## Task input
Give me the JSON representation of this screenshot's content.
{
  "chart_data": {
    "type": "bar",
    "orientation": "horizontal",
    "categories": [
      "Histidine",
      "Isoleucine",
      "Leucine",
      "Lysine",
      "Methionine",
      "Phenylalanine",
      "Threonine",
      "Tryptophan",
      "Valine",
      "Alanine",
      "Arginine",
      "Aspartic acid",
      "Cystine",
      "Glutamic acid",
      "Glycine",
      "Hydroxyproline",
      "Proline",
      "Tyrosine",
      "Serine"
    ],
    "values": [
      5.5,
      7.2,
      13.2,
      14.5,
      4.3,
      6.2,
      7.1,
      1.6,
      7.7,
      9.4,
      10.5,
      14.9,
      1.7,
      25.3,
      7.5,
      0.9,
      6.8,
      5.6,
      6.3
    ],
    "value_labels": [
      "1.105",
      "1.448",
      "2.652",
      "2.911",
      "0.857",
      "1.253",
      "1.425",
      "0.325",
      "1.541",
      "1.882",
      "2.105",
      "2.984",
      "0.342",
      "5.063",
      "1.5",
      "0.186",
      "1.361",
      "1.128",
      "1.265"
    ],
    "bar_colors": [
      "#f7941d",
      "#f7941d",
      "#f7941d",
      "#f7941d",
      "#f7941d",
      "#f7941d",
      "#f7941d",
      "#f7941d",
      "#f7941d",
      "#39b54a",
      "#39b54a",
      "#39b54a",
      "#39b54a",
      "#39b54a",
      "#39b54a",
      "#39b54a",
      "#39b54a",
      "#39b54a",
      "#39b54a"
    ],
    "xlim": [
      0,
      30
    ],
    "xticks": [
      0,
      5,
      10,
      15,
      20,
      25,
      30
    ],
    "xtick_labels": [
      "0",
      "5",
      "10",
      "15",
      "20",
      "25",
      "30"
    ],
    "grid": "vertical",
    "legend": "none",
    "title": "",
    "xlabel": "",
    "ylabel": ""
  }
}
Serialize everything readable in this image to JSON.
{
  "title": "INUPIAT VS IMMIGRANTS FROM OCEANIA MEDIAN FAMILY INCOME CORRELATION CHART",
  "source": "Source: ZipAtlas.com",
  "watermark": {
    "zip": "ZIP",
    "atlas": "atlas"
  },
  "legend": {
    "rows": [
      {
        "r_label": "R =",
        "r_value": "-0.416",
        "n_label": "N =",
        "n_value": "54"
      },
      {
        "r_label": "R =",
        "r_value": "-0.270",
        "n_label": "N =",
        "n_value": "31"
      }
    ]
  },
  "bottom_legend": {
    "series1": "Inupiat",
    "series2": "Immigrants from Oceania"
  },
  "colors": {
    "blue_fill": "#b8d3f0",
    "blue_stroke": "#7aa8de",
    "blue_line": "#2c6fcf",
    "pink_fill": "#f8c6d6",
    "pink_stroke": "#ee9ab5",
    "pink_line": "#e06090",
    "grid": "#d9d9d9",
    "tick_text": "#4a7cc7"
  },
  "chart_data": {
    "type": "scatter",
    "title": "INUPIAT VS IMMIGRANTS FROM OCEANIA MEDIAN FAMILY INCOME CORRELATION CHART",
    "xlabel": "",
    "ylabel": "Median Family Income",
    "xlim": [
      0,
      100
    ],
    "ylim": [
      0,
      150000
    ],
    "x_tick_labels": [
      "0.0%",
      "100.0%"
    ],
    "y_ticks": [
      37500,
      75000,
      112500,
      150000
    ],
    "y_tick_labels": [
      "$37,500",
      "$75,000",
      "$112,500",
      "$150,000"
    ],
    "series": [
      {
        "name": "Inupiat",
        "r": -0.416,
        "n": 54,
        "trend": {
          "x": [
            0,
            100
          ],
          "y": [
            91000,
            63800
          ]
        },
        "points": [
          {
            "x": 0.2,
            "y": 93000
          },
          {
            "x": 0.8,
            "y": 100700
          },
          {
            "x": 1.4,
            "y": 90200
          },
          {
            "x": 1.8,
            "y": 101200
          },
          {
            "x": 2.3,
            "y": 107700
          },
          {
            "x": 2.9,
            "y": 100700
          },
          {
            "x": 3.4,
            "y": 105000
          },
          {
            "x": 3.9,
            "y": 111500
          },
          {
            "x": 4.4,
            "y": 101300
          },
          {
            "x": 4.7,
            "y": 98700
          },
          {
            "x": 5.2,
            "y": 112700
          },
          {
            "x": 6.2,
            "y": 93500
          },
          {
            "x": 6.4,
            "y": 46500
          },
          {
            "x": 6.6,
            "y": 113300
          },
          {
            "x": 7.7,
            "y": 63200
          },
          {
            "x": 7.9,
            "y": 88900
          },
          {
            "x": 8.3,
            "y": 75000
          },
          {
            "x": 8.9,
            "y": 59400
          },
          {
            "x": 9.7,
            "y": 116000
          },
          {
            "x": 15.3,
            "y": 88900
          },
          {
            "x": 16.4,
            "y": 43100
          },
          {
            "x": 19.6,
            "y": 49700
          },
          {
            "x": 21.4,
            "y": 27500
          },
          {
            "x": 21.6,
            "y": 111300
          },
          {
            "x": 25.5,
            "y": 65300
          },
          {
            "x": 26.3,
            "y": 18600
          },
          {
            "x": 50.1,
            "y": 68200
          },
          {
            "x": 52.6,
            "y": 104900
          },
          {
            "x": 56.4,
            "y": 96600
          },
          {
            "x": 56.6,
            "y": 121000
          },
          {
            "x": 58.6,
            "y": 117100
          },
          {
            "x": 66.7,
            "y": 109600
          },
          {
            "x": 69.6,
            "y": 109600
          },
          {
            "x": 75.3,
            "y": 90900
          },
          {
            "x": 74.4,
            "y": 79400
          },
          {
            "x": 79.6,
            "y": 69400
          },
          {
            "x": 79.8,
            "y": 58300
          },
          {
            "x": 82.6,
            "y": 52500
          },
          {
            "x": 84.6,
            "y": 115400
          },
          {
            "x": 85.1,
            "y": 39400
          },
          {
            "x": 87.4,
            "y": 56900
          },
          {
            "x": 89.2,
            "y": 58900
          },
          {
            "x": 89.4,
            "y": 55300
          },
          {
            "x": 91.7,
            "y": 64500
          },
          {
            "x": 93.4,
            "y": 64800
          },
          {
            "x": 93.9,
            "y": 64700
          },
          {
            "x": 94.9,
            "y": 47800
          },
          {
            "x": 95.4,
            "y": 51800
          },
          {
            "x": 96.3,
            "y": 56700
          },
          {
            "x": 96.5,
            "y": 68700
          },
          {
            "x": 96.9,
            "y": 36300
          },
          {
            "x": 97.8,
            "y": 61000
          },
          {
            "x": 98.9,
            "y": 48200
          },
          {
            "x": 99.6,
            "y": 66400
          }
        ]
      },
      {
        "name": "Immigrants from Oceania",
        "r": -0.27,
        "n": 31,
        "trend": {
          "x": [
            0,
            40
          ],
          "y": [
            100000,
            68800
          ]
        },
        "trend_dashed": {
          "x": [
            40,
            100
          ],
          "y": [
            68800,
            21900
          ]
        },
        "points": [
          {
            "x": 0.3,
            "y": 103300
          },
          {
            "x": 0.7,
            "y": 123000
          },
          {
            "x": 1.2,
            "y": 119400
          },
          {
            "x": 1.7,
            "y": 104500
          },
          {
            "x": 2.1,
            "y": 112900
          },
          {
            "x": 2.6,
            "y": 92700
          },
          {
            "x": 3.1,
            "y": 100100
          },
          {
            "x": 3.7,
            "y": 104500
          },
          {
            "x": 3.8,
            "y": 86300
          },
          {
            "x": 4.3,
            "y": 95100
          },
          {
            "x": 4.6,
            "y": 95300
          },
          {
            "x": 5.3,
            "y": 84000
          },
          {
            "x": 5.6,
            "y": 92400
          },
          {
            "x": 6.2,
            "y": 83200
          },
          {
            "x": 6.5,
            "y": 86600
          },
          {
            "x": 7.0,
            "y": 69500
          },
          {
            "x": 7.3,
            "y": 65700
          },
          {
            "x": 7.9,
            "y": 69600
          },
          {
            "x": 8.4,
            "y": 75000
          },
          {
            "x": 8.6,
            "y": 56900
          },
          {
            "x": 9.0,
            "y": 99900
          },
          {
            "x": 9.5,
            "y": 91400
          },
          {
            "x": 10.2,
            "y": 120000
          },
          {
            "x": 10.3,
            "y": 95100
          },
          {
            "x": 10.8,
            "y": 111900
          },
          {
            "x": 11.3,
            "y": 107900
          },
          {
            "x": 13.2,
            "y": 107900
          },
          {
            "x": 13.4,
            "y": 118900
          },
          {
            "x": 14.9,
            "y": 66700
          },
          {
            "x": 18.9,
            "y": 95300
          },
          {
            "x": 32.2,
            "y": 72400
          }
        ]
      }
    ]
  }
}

## The problem
Copy each line of the listing that holds the word "ylabel".

## Complete answer
    "ylabel": ""
    "ylabel": "Median Family Income",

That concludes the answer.